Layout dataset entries
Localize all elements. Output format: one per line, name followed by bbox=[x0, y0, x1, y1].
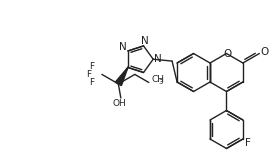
Polygon shape bbox=[115, 67, 128, 86]
Text: 3: 3 bbox=[159, 80, 163, 85]
Text: O: O bbox=[260, 47, 268, 56]
Text: F: F bbox=[86, 70, 91, 79]
Text: OH: OH bbox=[113, 99, 127, 108]
Text: N: N bbox=[154, 54, 162, 64]
Text: N: N bbox=[119, 42, 127, 52]
Text: O: O bbox=[223, 48, 232, 59]
Text: F: F bbox=[89, 78, 94, 87]
Text: CH: CH bbox=[152, 75, 165, 84]
Text: N: N bbox=[141, 36, 148, 46]
Text: F: F bbox=[89, 62, 94, 71]
Text: F: F bbox=[245, 138, 251, 148]
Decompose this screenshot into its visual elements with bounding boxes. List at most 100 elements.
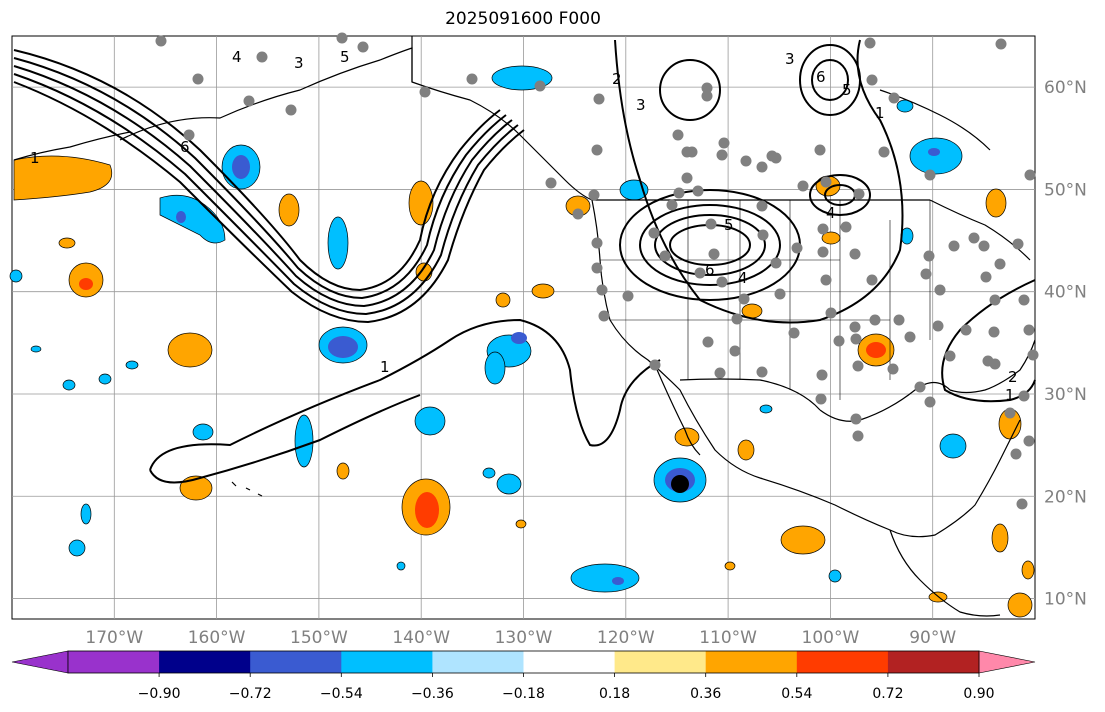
station-dot: [545, 177, 557, 189]
contour-label: 3: [294, 54, 304, 72]
negative-anomaly-area: [98, 373, 112, 385]
us-mexico-border: [679, 378, 821, 411]
north-low-contour: [659, 59, 721, 121]
station-dot: [659, 250, 671, 262]
longitude-tick-label: 130°W: [495, 628, 553, 648]
positive-anomaly-area: [515, 519, 527, 529]
station-dot: [731, 313, 743, 325]
negative-anomaly-area: [62, 379, 76, 391]
station-dot: [788, 327, 800, 339]
low-center-contour: [809, 174, 871, 216]
contour-label: 2: [1008, 368, 1018, 386]
station-dot: [924, 396, 936, 408]
negative-anomaly-area: [482, 467, 496, 479]
station-dot: [701, 82, 713, 94]
station-dot: [770, 257, 782, 269]
station-dot: [1018, 390, 1030, 402]
station-dot: [840, 221, 852, 233]
broad-contour: [614, 39, 904, 324]
station-dot: [982, 355, 994, 367]
colorbar-tick-label: 0.18: [599, 686, 630, 702]
station-dot: [920, 268, 932, 280]
positive-anomaly-area: [58, 237, 76, 249]
station-dot: [757, 229, 769, 241]
colorbar-segment: [614, 651, 707, 673]
station-dot: [849, 321, 861, 333]
gulf-of-mexico-coast: [759, 419, 1021, 538]
positive-anomaly-area: [336, 462, 350, 480]
north-low-contour: [811, 59, 849, 101]
station-dot: [869, 314, 881, 326]
longitude-tick-label: 140°W: [392, 628, 450, 648]
station-dot: [850, 413, 862, 425]
colorbar-segment: [432, 651, 524, 673]
contour-label: 4: [232, 48, 242, 66]
colorbar-segment: [796, 651, 889, 673]
colorbar-tick-label: −0.90: [138, 686, 181, 702]
central-america: [889, 529, 1001, 617]
contour-label: 1: [1005, 386, 1015, 404]
longitude-tick-label: 90°W: [909, 628, 956, 648]
positive-anomaly-area: [531, 283, 555, 299]
station-dot: [948, 240, 960, 252]
positive-anomaly-area: [79, 278, 93, 290]
positive-anomaly-area: [1021, 560, 1035, 580]
map-title: 2025091600 F000: [445, 9, 601, 29]
positive-anomaly-area: [415, 492, 439, 528]
station-dot: [729, 345, 741, 357]
latitude-tick-label: 60°N: [1044, 78, 1087, 98]
station-dot: [718, 137, 730, 149]
station-dot: [591, 144, 603, 156]
station-dot: [256, 51, 268, 63]
positive-anomaly-area: [13, 155, 113, 201]
negative-anomaly-area: [496, 473, 522, 495]
colorbar-tick-label: −0.36: [411, 686, 454, 702]
station-dot: [702, 336, 714, 348]
colorbar-tick-label: −0.18: [502, 686, 545, 702]
station-dot: [853, 188, 865, 200]
station-dot: [866, 74, 878, 86]
station-dot: [980, 271, 992, 283]
station-dot: [1016, 498, 1028, 510]
positive-anomaly-area: [780, 525, 826, 555]
station-dot: [817, 246, 829, 258]
station-dot: [968, 232, 980, 244]
contour-label: 5: [724, 216, 734, 234]
low-center-contour: [639, 204, 781, 286]
station-dot: [820, 176, 832, 188]
station-dot: [681, 172, 693, 184]
colorbar-tick-label: 0.90: [963, 686, 994, 702]
station-dot: [591, 237, 603, 249]
colorbar-segment: [887, 651, 980, 673]
station-dot: [648, 227, 660, 239]
political-boundaries: [600, 200, 931, 400]
contour-label: 2: [612, 70, 622, 88]
negative-anomaly-area: [68, 539, 86, 557]
negative-anomaly-area: [484, 351, 506, 385]
contour-label: 1: [30, 149, 40, 167]
latitude-tick-label: 40°N: [1044, 283, 1087, 303]
negative-anomaly-area: [327, 216, 349, 270]
station-dot: [852, 430, 864, 442]
negative-anomaly-area: [511, 332, 527, 344]
colorbar-segment: [250, 651, 342, 673]
positive-anomaly-area: [991, 523, 1009, 553]
station-dot: [686, 146, 698, 158]
station-dot: [878, 146, 890, 158]
baja-california: [654, 364, 701, 456]
station-dot: [419, 86, 431, 98]
station-dot: [887, 363, 899, 375]
contour-label: 1: [380, 358, 390, 376]
longitude-tick-label: 110°W: [699, 628, 757, 648]
colorbar-tick-label: −0.72: [229, 686, 272, 702]
negative-anomaly-area: [928, 148, 940, 156]
station-dot: [797, 180, 809, 192]
station-dot: [988, 326, 1000, 338]
station-dot: [960, 324, 972, 336]
broad-contour: [941, 279, 1036, 403]
station-dot: [978, 240, 990, 252]
contour-label: 6: [816, 68, 826, 86]
station-dot: [672, 129, 684, 141]
contour-label: 5: [340, 48, 350, 66]
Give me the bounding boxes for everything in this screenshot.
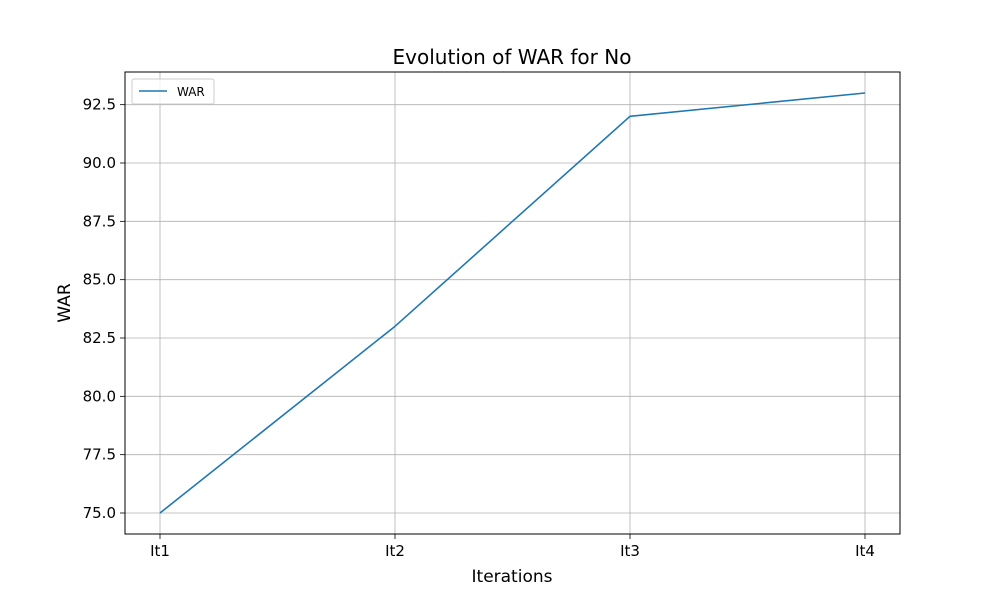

> _WHAT IS NEEDED_
Copy every line of the listing above verbatim, leaving out the pictures.

> _SOLUTION_
Localize all elements. Output format: one per line, name followed by bbox=[x0, y0, x1, y1].
Polygon shape bbox=[115, 67, 128, 86]
Text: 3: 3 bbox=[159, 80, 163, 85]
Text: O: O bbox=[260, 47, 268, 56]
Text: F: F bbox=[86, 70, 91, 79]
Text: OH: OH bbox=[113, 99, 127, 108]
Text: N: N bbox=[154, 54, 162, 64]
Text: N: N bbox=[119, 42, 127, 52]
Text: O: O bbox=[223, 48, 232, 59]
Text: F: F bbox=[89, 78, 94, 87]
Text: CH: CH bbox=[152, 75, 165, 84]
Text: N: N bbox=[141, 36, 148, 46]
Text: F: F bbox=[89, 62, 94, 71]
Text: F: F bbox=[245, 138, 251, 148]
Decompose this screenshot into its visual elements with bounding boxes. List at most 100 elements.
station-dot: [545, 177, 557, 189]
contour-label: 3: [294, 54, 304, 72]
negative-anomaly-area: [98, 373, 112, 385]
us-mexico-border: [679, 378, 821, 411]
north-low-contour: [659, 59, 721, 121]
station-dot: [659, 250, 671, 262]
longitude-tick-label: 130°W: [495, 628, 553, 648]
positive-anomaly-area: [515, 519, 527, 529]
station-dot: [731, 313, 743, 325]
negative-anomaly-area: [62, 379, 76, 391]
station-dot: [788, 327, 800, 339]
low-center-contour: [809, 174, 871, 216]
contour-label: 2: [1008, 368, 1018, 386]
station-dot: [924, 396, 936, 408]
negative-anomaly-area: [482, 467, 496, 479]
station-dot: [701, 82, 713, 94]
station-dot: [770, 257, 782, 269]
station-dot: [1018, 390, 1030, 402]
station-dot: [840, 221, 852, 233]
broad-contour: [614, 39, 904, 324]
station-dot: [982, 355, 994, 367]
colorbar-tick-label: 0.18: [599, 686, 630, 702]
station-dot: [920, 268, 932, 280]
positive-anomaly-area: [58, 237, 76, 249]
station-dot: [757, 229, 769, 241]
colorbar-segment: [614, 651, 707, 673]
station-dot: [849, 321, 861, 333]
gulf-of-mexico-coast: [759, 419, 1021, 538]
positive-anomaly-area: [336, 462, 350, 480]
north-low-contour: [811, 59, 849, 101]
station-dot: [869, 314, 881, 326]
longitude-tick-label: 140°W: [392, 628, 450, 648]
station-dot: [850, 413, 862, 425]
colorbar-segment: [432, 651, 524, 673]
contour-label: 4: [232, 48, 242, 66]
colorbar-segment: [796, 651, 889, 673]
colorbar-tick-label: −0.90: [138, 686, 181, 702]
central-america: [889, 529, 1001, 617]
contour-label: 1: [1005, 386, 1015, 404]
longitude-tick-label: 90°W: [909, 628, 956, 648]
positive-anomaly-area: [531, 283, 555, 299]
station-dot: [948, 240, 960, 252]
positive-anomaly-area: [79, 278, 93, 290]
positive-anomaly-area: [1021, 560, 1035, 580]
map-title: 2025091600 F000: [445, 9, 601, 29]
positive-anomaly-area: [415, 492, 439, 528]
station-dot: [729, 345, 741, 357]
latitude-tick-label: 60°N: [1044, 78, 1087, 98]
station-dot: [718, 137, 730, 149]
station-dot: [591, 144, 603, 156]
station-dot: [256, 51, 268, 63]
positive-anomaly-area: [13, 155, 113, 201]
negative-anomaly-area: [496, 473, 522, 495]
colorbar-tick-label: −0.36: [411, 686, 454, 702]
station-dot: [702, 336, 714, 348]
colorbar-tick-label: −0.18: [502, 686, 545, 702]
station-dot: [853, 188, 865, 200]
station-dot: [866, 74, 878, 86]
station-dot: [980, 271, 992, 283]
station-dot: [1016, 498, 1028, 510]
positive-anomaly-area: [780, 525, 826, 555]
station-dot: [817, 246, 829, 258]
station-dot: [968, 232, 980, 244]
contour-label: 5: [724, 216, 734, 234]
low-center-contour: [639, 204, 781, 286]
station-dot: [820, 176, 832, 188]
station-dot: [681, 172, 693, 184]
colorbar-tick-label: 0.90: [963, 686, 994, 702]
station-dot: [591, 237, 603, 249]
colorbar-segment: [887, 651, 980, 673]
station-dot: [648, 227, 660, 239]
political-boundaries: [600, 200, 931, 400]
contour-label: 2: [612, 70, 622, 88]
negative-anomaly-area: [68, 539, 86, 557]
negative-anomaly-area: [484, 351, 506, 385]
contour-label: 1: [30, 149, 40, 167]
latitude-tick-label: 40°N: [1044, 283, 1087, 303]
negative-anomaly-area: [327, 216, 349, 270]
station-dot: [852, 430, 864, 442]
negative-anomaly-area: [511, 332, 527, 344]
colorbar-segment: [250, 651, 342, 673]
positive-anomaly-area: [991, 523, 1009, 553]
station-dot: [686, 146, 698, 158]
station-dot: [878, 146, 890, 158]
baja-california: [654, 364, 701, 456]
station-dot: [419, 86, 431, 98]
station-dot: [887, 363, 899, 375]
contour-label: 1: [380, 358, 390, 376]
longitude-tick-label: 110°W: [699, 628, 757, 648]
colorbar-tick-label: −0.72: [229, 686, 272, 702]
negative-anomaly-area: [928, 148, 940, 156]
station-dot: [797, 180, 809, 192]
station-dot: [988, 326, 1000, 338]
station-dot: [960, 324, 972, 336]
broad-contour: [941, 279, 1036, 403]
station-dot: [978, 240, 990, 252]
contour-label: 6: [816, 68, 826, 86]
station-dot: [672, 129, 684, 141]
contour-label: 5: [340, 48, 350, 66]
Give me the bounding boxes for everything in this screenshot.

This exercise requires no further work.